# [SOURCE TEXT]
## start
I just went through this on my ’06 (non-CA model), exact same situation too (stall at ½ tank gas). Try this (again '06 non-CA model, other models and CA emissions may differ):

Step 1: Clean the gas cap vent tube:

1. Place a piece of paper in front of the REAR tire
2. Open the gas cap
3. Spray carb cleaner into the vent tube located on the tank, near the base of the gas cap hinge. Use the straw attachment for the spray can.
4. Observe the drips onto the piece of paper. Continue spraying until it runs clear.
5. See UPDATE 5/5/2010 below for root cause of this particular POOGS​

Step 2: Clean the gas cap vent mechanism

1. Open the gas cap and remove the key.
2. Cover the tank inlet tube with a rag, tape or a piece of paper to prevent dropping parts in the tank. I used a large PostIt note, which worked well.
3. Remove the two brass screws that hold the latch mechanism on the bottom of the gas cap.
4. Remove the latch mechanism. Note: there is a loose component in the base that covers the latch spring. Be careful not to drop it into the tank or on the floor during removal.
5. Inspect the latch, clean as necessary (chances are this is NOT where the problem is), then set aside.
6. Careful not to loose the 5 small springs mounted on posts under the latch mechanism. You can leave them where they are or remove them for safe keeping.
7. Before proceeding remove the small collar from the male latch connector (look for the round key cylinder). The collar acts like a bearing when opening and closing the latch using the key. It is loose and easily lost. Slip it off and put it aside for safe keeping.
8. Remove the two short screws at the base of the gas cap vent, but DO NOT yank the vent off yet.
9. The vent gasket is glued to the cap (at least it was on mine) and the vent assembly might be stuck to the gasket. GENTLY, wiggle the vent back and forth to loosen it and prevent damage to the gasket.
10. With the vent assembly removed, inspect the gasket for tears or bulges. You should see the outline of the venting path depressed into the gasket (this is normal). Spray with carb cleaner (just a little) and gently wipe with a clean cloth. Inspect the cloth for signs of debris.
## end
# [YOUR INSTRUCTIONS]
From the gas cap cleaning instructions, pull the passage that begins at the words "7. Before proceeding" and stops after the words "signs of debris.", copied word for word.

# [DATA LISTING]
## start
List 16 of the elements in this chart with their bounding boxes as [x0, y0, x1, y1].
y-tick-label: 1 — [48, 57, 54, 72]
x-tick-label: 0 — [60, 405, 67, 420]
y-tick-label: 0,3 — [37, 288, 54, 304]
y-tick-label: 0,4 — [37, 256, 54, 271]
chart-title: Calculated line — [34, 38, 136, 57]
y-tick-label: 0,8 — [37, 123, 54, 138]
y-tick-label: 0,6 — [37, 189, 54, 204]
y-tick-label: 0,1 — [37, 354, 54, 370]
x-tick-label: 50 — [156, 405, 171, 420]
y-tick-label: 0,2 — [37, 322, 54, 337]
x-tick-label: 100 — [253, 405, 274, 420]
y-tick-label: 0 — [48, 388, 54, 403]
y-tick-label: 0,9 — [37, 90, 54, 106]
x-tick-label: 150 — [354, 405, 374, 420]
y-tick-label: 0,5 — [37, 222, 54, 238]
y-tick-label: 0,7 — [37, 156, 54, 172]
## end
## start
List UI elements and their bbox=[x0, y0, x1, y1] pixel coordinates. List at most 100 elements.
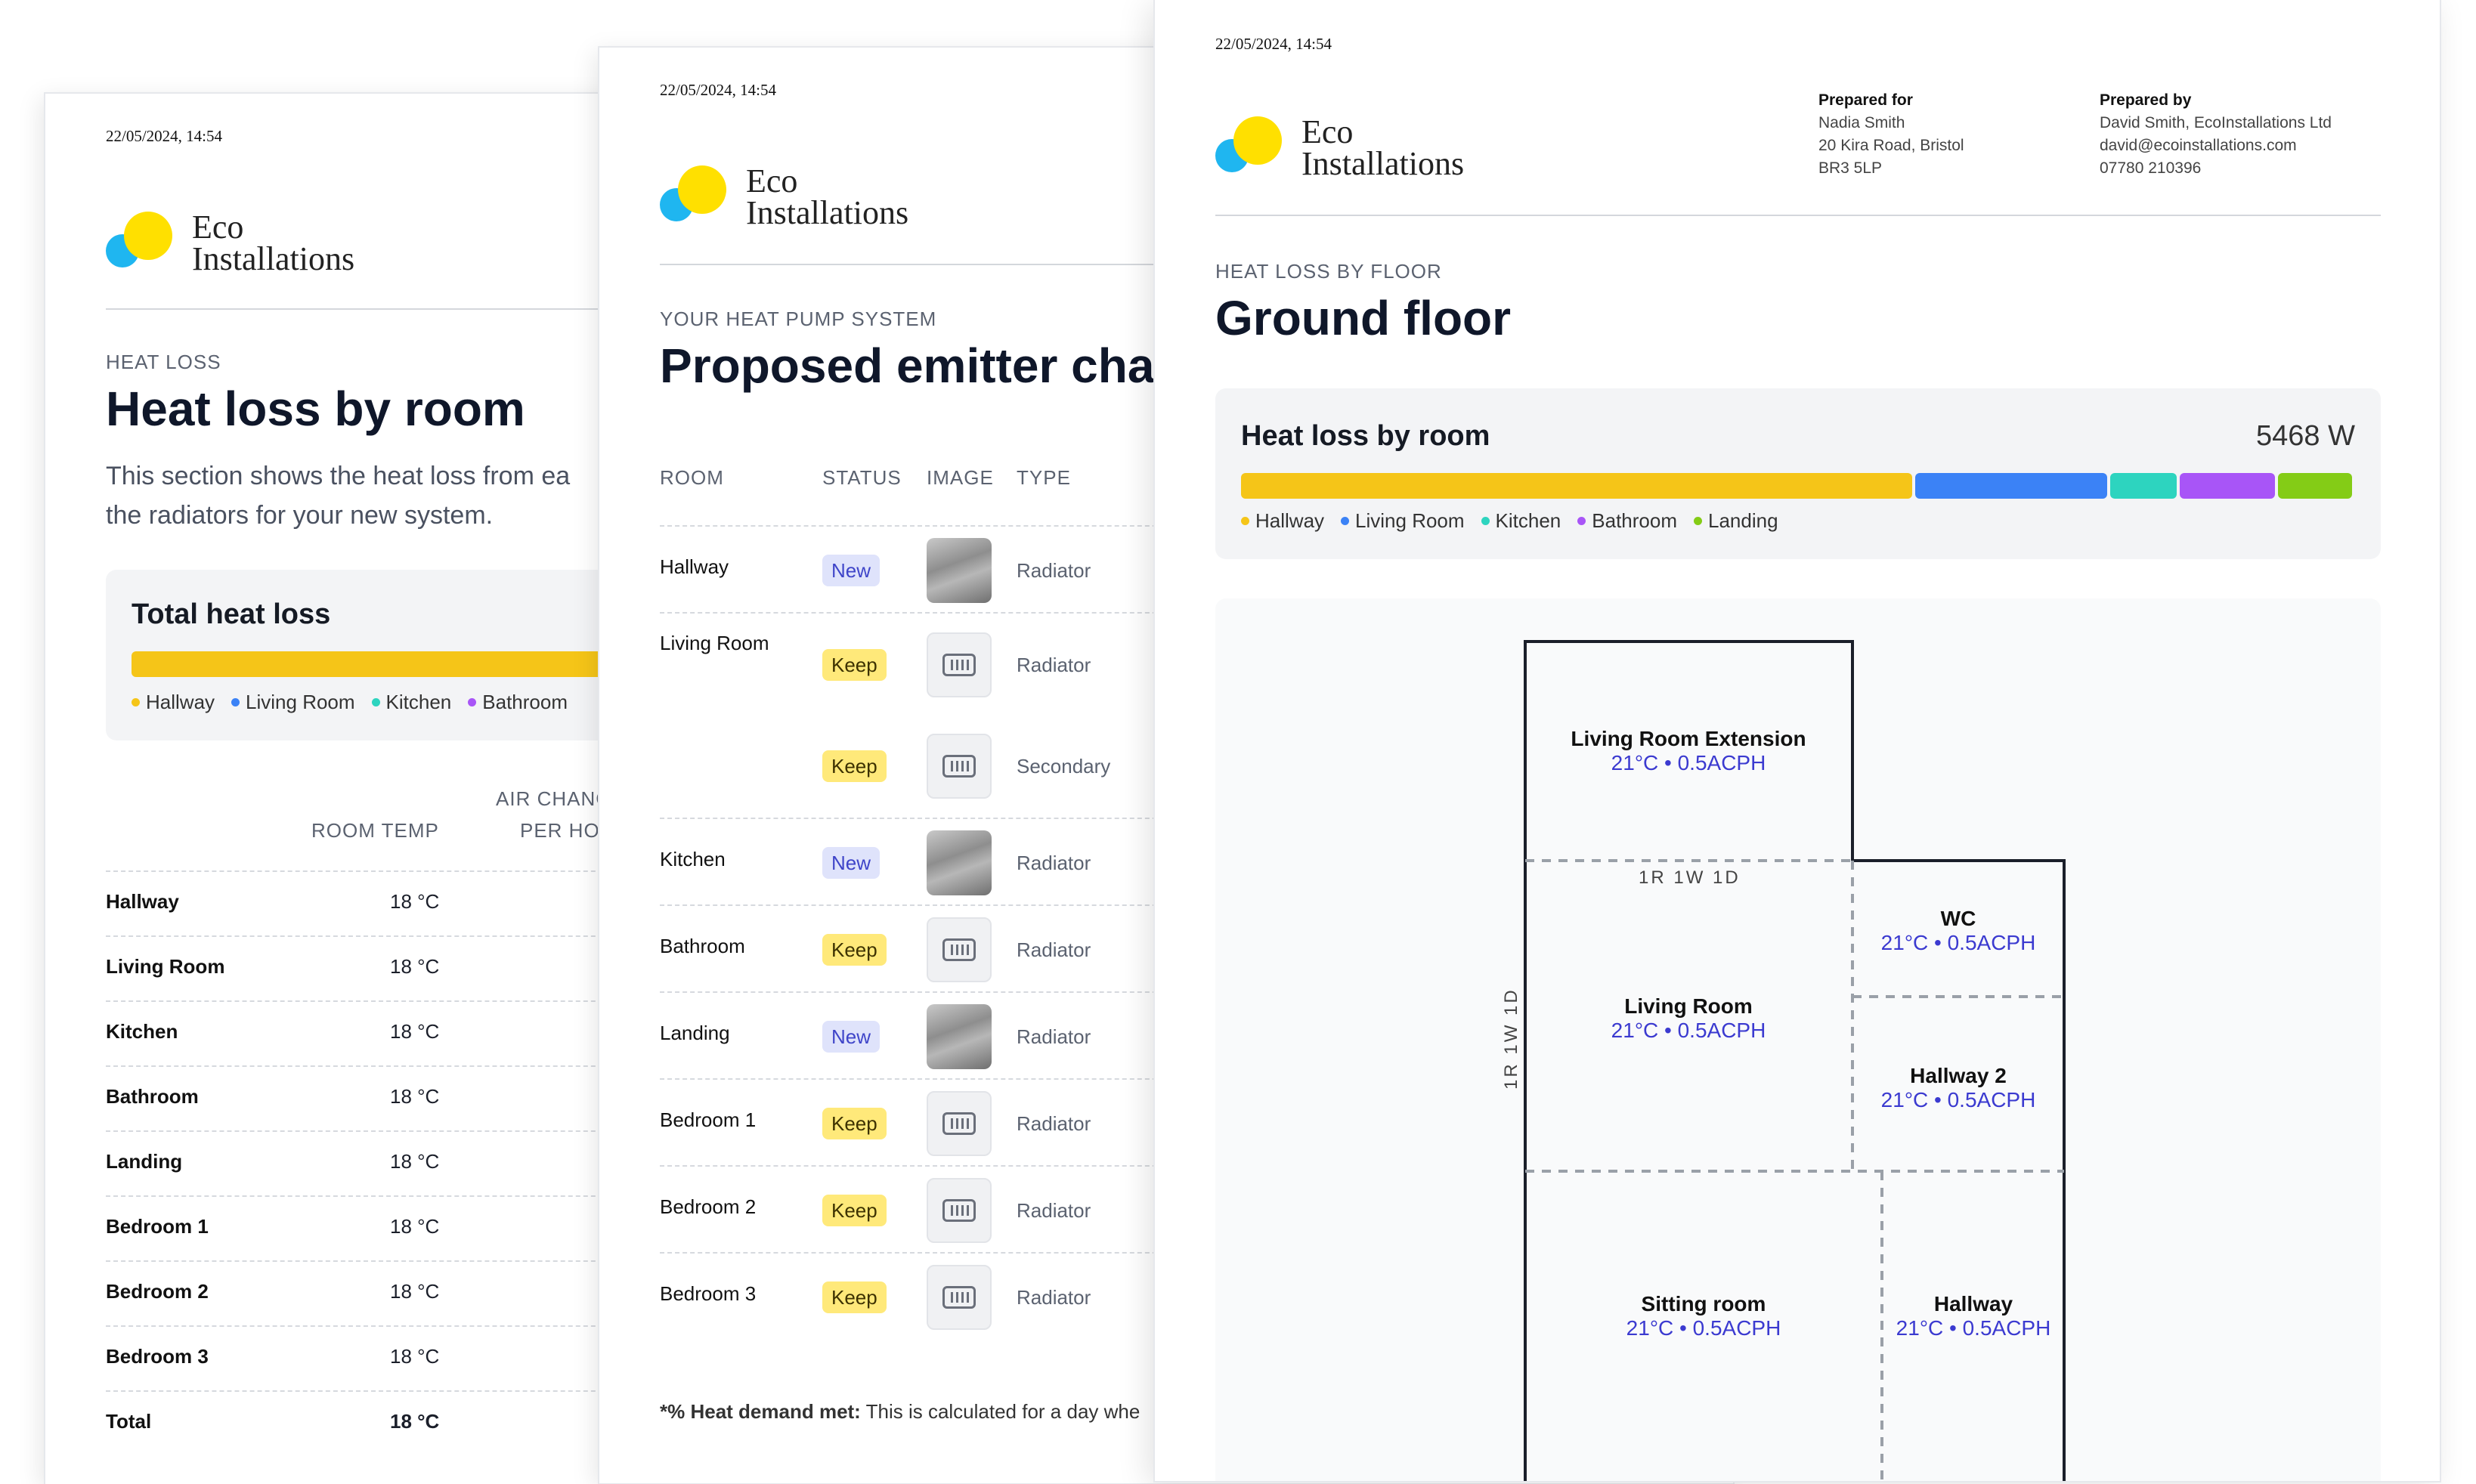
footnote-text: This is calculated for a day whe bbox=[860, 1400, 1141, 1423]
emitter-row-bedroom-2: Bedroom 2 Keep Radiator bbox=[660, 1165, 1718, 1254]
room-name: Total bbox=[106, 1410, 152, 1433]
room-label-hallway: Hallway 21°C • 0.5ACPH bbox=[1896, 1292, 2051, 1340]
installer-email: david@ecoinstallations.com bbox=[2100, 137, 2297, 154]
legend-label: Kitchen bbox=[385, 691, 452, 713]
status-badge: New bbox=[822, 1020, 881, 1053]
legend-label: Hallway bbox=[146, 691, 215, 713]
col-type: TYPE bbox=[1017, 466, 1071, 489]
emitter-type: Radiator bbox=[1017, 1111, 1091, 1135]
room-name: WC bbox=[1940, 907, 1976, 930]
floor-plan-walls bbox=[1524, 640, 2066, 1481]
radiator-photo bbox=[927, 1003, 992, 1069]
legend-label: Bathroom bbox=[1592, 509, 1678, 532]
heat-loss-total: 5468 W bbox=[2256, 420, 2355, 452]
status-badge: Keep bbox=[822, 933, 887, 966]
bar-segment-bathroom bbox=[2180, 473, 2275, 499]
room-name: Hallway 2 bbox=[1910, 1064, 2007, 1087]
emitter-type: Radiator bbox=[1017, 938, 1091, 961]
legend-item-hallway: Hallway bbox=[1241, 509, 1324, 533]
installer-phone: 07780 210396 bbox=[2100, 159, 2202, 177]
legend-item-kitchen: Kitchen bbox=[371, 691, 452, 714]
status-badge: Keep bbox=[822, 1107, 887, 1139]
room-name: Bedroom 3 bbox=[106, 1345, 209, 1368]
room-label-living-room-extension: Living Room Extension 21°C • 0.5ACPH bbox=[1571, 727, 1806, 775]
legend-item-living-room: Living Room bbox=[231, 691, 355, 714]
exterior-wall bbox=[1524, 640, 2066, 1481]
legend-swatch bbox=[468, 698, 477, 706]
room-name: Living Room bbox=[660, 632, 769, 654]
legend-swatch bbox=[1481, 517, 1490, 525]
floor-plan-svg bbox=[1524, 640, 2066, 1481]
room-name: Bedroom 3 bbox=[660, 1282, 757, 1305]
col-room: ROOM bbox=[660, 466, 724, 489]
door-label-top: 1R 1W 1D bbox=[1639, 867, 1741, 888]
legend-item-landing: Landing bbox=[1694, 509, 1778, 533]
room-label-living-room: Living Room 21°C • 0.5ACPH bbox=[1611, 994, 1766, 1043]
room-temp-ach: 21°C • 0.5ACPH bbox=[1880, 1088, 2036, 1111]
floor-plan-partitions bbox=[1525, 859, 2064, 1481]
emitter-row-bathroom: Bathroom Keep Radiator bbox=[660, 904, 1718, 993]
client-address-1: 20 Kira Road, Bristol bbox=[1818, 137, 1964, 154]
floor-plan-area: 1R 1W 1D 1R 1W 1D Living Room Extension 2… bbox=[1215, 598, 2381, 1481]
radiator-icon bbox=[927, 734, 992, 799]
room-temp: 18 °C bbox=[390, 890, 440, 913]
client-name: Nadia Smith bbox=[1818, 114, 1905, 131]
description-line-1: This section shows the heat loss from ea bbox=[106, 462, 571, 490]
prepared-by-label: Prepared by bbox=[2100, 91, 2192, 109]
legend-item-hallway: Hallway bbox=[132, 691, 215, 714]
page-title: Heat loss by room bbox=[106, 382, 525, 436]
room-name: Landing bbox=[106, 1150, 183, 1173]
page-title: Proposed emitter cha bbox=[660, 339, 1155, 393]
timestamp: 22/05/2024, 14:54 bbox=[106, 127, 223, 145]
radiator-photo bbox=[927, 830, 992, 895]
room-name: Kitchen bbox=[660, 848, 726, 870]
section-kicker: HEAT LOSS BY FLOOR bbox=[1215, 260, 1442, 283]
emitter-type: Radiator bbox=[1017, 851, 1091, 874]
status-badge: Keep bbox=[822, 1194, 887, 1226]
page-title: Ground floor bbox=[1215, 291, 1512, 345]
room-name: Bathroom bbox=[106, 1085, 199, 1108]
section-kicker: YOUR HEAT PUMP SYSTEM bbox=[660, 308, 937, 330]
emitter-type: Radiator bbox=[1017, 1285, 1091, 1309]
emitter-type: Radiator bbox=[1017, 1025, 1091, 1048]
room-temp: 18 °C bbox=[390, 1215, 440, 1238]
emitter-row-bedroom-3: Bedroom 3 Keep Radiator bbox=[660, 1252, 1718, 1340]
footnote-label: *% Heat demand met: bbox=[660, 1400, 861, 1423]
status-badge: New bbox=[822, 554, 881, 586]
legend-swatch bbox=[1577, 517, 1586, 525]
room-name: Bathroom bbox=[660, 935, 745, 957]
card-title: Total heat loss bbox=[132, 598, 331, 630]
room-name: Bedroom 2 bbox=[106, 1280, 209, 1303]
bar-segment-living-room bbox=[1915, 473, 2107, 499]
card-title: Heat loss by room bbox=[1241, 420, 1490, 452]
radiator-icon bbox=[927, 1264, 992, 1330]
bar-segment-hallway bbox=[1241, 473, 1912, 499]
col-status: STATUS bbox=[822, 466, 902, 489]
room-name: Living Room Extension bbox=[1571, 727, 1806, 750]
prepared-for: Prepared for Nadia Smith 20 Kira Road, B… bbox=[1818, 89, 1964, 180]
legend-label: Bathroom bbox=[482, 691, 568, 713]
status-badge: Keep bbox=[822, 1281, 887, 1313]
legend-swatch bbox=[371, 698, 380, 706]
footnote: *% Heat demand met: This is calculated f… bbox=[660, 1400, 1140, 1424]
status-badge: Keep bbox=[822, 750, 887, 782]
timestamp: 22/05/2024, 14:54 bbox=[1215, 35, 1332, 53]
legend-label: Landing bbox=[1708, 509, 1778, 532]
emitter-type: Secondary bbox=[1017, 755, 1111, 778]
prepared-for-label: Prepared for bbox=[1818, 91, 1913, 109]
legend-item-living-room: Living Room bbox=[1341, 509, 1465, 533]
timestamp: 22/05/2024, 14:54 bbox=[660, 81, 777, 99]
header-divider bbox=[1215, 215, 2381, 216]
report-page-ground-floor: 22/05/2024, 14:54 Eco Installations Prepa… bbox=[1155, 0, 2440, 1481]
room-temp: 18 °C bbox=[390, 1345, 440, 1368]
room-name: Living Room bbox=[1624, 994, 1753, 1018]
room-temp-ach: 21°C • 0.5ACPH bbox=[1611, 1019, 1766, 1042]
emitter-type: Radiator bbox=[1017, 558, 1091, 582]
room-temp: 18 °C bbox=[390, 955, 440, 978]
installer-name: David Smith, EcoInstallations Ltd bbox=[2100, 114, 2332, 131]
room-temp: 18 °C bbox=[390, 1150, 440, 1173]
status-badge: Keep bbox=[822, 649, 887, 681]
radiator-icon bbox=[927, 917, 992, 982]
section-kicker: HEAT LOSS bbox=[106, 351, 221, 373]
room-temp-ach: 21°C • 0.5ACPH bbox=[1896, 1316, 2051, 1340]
## end
# [RESULT]
7. Before proceeding remove the small collar from the male latch connector (look for the round key cylinder). The collar acts like a bearing when opening and closing the latch using the key. It is loose and easily lost. Slip it off and put it aside for safe keeping.
8. Remove the two short screws at the base of the gas cap vent, but DO NOT yank the vent off yet.
9. The vent gasket is glued to the cap (at least it was on mine) and the vent assembly might be stuck to the gasket. GENTLY, wiggle the vent back and forth to loosen it and prevent damage to the gasket.
10. With the vent assembly removed, inspect the gasket for tears or bulges. You should see the outline of the venting path depressed into the gasket (this is normal). Spray with carb cleaner (just a little) and gently wipe with a clean cloth. Inspect the cloth for signs of debris.